## Given exercise
Find the lines with "Probability" in them and copy them out.

** begin Recorded data **

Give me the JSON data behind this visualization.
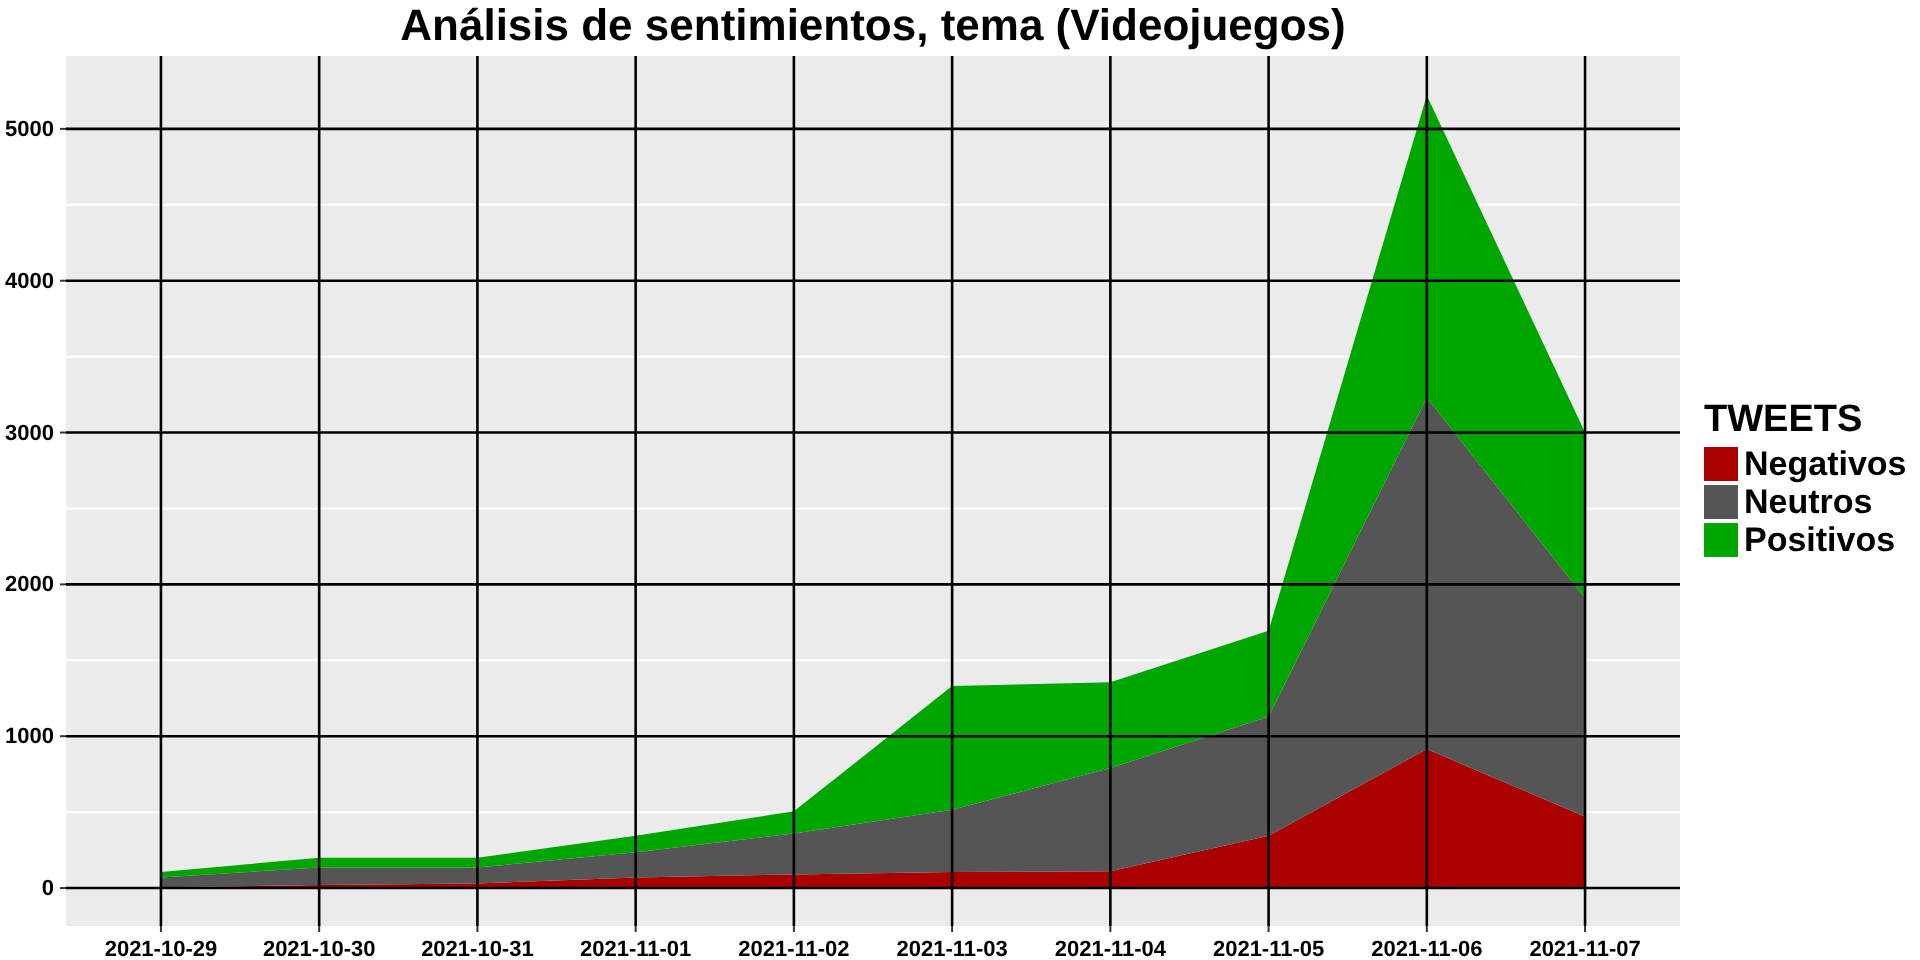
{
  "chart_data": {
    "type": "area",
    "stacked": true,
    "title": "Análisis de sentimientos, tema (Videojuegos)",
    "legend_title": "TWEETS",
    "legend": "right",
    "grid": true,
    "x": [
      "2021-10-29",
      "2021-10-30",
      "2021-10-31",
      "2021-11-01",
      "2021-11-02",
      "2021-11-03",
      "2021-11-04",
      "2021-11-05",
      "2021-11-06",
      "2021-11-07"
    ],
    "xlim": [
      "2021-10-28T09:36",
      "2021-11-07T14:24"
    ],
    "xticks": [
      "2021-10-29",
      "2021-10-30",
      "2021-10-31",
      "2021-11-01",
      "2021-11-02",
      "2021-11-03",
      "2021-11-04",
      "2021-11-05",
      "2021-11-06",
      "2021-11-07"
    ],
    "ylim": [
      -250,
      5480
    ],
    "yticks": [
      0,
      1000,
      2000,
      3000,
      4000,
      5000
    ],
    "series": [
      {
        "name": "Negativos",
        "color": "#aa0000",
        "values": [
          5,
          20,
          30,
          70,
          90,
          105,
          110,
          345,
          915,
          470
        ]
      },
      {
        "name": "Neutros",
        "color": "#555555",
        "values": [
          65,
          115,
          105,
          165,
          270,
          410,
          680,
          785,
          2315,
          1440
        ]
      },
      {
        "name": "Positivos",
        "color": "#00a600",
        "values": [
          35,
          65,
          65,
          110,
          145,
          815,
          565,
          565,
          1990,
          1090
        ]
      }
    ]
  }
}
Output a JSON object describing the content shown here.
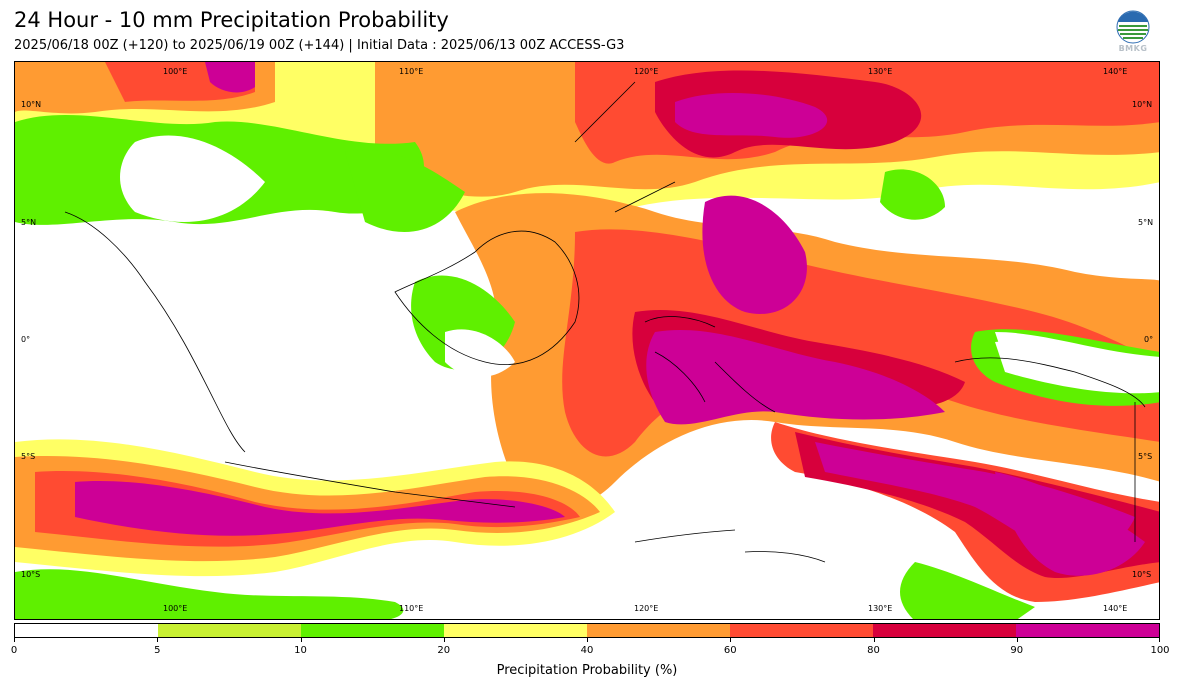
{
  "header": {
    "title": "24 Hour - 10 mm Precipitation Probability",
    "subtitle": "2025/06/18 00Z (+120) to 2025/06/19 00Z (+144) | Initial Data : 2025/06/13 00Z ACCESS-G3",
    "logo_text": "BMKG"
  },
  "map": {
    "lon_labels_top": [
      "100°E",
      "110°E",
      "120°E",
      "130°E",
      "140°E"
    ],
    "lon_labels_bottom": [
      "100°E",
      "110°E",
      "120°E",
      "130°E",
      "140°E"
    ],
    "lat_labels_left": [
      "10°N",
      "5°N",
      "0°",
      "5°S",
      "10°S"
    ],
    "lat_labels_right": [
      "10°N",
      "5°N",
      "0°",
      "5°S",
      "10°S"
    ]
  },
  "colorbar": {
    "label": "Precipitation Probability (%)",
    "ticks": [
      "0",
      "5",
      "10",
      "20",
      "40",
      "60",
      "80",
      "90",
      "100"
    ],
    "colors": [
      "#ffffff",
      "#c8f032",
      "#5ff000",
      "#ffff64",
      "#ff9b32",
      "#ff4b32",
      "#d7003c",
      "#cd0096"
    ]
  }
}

** end Recorded data **

## Correct result
    "title": "24 Hour - 10 mm Precipitation Probability",
    "label": "Precipitation Probability (%)",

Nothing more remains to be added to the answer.